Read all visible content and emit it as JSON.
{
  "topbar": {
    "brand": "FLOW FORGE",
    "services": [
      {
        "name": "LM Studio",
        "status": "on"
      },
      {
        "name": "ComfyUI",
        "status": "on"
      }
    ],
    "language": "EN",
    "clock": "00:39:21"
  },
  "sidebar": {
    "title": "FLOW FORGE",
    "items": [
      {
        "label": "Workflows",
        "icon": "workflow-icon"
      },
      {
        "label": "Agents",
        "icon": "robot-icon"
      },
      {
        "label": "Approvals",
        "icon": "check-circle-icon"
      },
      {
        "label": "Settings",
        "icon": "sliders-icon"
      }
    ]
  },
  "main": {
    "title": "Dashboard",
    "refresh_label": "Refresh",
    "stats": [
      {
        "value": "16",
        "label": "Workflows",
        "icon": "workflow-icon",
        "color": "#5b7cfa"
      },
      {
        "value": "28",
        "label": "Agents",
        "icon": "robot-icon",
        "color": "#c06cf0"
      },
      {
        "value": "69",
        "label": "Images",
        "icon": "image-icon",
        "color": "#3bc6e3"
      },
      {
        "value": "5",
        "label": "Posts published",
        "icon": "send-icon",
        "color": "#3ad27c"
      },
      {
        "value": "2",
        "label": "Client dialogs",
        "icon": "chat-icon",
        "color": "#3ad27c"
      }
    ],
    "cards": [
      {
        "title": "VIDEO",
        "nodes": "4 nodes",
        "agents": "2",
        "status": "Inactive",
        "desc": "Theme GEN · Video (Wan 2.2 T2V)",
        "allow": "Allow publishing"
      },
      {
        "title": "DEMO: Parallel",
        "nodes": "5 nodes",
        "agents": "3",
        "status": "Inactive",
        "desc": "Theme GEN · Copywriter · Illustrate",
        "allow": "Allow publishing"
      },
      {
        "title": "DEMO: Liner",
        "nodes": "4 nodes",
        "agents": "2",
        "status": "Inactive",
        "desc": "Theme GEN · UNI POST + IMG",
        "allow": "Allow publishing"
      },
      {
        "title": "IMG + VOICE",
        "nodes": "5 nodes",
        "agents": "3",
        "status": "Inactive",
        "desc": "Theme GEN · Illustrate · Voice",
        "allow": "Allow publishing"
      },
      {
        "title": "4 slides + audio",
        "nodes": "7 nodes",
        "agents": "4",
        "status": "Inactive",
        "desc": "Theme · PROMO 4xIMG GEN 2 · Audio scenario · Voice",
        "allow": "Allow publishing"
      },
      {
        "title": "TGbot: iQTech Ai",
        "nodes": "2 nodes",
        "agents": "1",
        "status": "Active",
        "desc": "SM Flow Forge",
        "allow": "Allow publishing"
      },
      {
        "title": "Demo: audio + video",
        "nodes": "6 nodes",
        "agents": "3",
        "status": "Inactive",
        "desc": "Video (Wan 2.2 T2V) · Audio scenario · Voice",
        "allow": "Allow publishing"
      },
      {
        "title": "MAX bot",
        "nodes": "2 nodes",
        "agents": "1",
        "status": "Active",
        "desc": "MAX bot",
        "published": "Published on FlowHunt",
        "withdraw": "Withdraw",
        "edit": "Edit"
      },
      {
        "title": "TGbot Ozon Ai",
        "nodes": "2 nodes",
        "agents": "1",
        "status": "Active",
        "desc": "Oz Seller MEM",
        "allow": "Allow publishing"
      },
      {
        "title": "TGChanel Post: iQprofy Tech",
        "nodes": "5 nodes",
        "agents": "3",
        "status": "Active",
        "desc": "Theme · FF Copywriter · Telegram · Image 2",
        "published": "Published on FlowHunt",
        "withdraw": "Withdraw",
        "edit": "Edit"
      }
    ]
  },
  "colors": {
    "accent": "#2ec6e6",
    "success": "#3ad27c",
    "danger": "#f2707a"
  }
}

____

* _WHAT YOU NEED TO DO_: Your task is to retype all of the records exactly.

* _SOLUTION BELOW_:
Read all visible content and emit it as JSON.
{
  "topbar": {
    "brand": "FLOW FORGE",
    "services": [
      {
        "name": "LM Studio",
        "status": "on"
      },
      {
        "name": "ComfyUI",
        "status": "on"
      }
    ],
    "language": "EN",
    "clock": "00:39:21"
  },
  "sidebar": {
    "title": "FLOW FORGE",
    "items": [
      {
        "label": "Workflows",
        "icon": "workflow-icon"
      },
      {
        "label": "Agents",
        "icon": "robot-icon"
      },
      {
        "label": "Approvals",
        "icon": "check-circle-icon"
      },
      {
        "label": "Settings",
        "icon": "sliders-icon"
      }
    ]
  },
  "main": {
    "title": "Dashboard",
    "refresh_label": "Refresh",
    "stats": [
      {
        "value": "16",
        "label": "Workflows",
        "icon": "workflow-icon",
        "color": "#5b7cfa"
      },
      {
        "value": "28",
        "label": "Agents",
        "icon": "robot-icon",
        "color": "#c06cf0"
      },
      {
        "value": "69",
        "label": "Images",
        "icon": "image-icon",
        "color": "#3bc6e3"
      },
      {
        "value": "5",
        "label": "Posts published",
        "icon": "send-icon",
        "color": "#3ad27c"
      },
      {
        "value": "2",
        "label": "Client dialogs",
        "icon": "chat-icon",
        "color": "#3ad27c"
      }
    ],
    "cards": [
      {
        "title": "VIDEO",
        "nodes": "4 nodes",
        "agents": "2",
        "status": "Inactive",
        "desc": "Theme GEN · Video (Wan 2.2 T2V)",
        "allow": "Allow publishing"
      },
      {
        "title": "DEMO: Parallel",
        "nodes": "5 nodes",
        "agents": "3",
        "status": "Inactive",
        "desc": "Theme GEN · Copywriter · Illustrate",
        "allow": "Allow publishing"
      },
      {
        "title": "DEMO: Liner",
        "nodes": "4 nodes",
        "agents": "2",
        "status": "Inactive",
        "desc": "Theme GEN · UNI POST + IMG",
        "allow": "Allow publishing"
      },
      {
        "title": "IMG + VOICE",
        "nodes": "5 nodes",
        "agents": "3",
        "status": "Inactive",
        "desc": "Theme GEN · Illustrate · Voice",
        "allow": "Allow publishing"
      },
      {
        "title": "4 slides + audio",
        "nodes": "7 nodes",
        "agents": "4",
        "status": "Inactive",
        "desc": "Theme · PROMO 4xIMG GEN 2 · Audio scenario · Voice",
        "allow": "Allow publishing"
      },
      {
        "title": "TGbot: iQTech Ai",
        "nodes": "2 nodes",
        "agents": "1",
        "status": "Active",
        "desc": "SM Flow Forge",
        "allow": "Allow publishing"
      },
      {
        "title": "Demo: audio + video",
        "nodes": "6 nodes",
        "agents": "3",
        "status": "Inactive",
        "desc": "Video (Wan 2.2 T2V) · Audio scenario · Voice",
        "allow": "Allow publishing"
      },
      {
        "title": "MAX bot",
        "nodes": "2 nodes",
        "agents": "1",
        "status": "Active",
        "desc": "MAX bot",
        "published": "Published on FlowHunt",
        "withdraw": "Withdraw",
        "edit": "Edit"
      },
      {
        "title": "TGbot Ozon Ai",
        "nodes": "2 nodes",
        "agents": "1",
        "status": "Active",
        "desc": "Oz Seller MEM",
        "allow": "Allow publishing"
      },
      {
        "title": "TGChanel Post: iQprofy Tech",
        "nodes": "5 nodes",
        "agents": "3",
        "status": "Active",
        "desc": "Theme · FF Copywriter · Telegram · Image 2",
        "published": "Published on FlowHunt",
        "withdraw": "Withdraw",
        "edit": "Edit"
      }
    ]
  },
  "colors": {
    "accent": "#2ec6e6",
    "success": "#3ad27c",
    "danger": "#f2707a"
  }
}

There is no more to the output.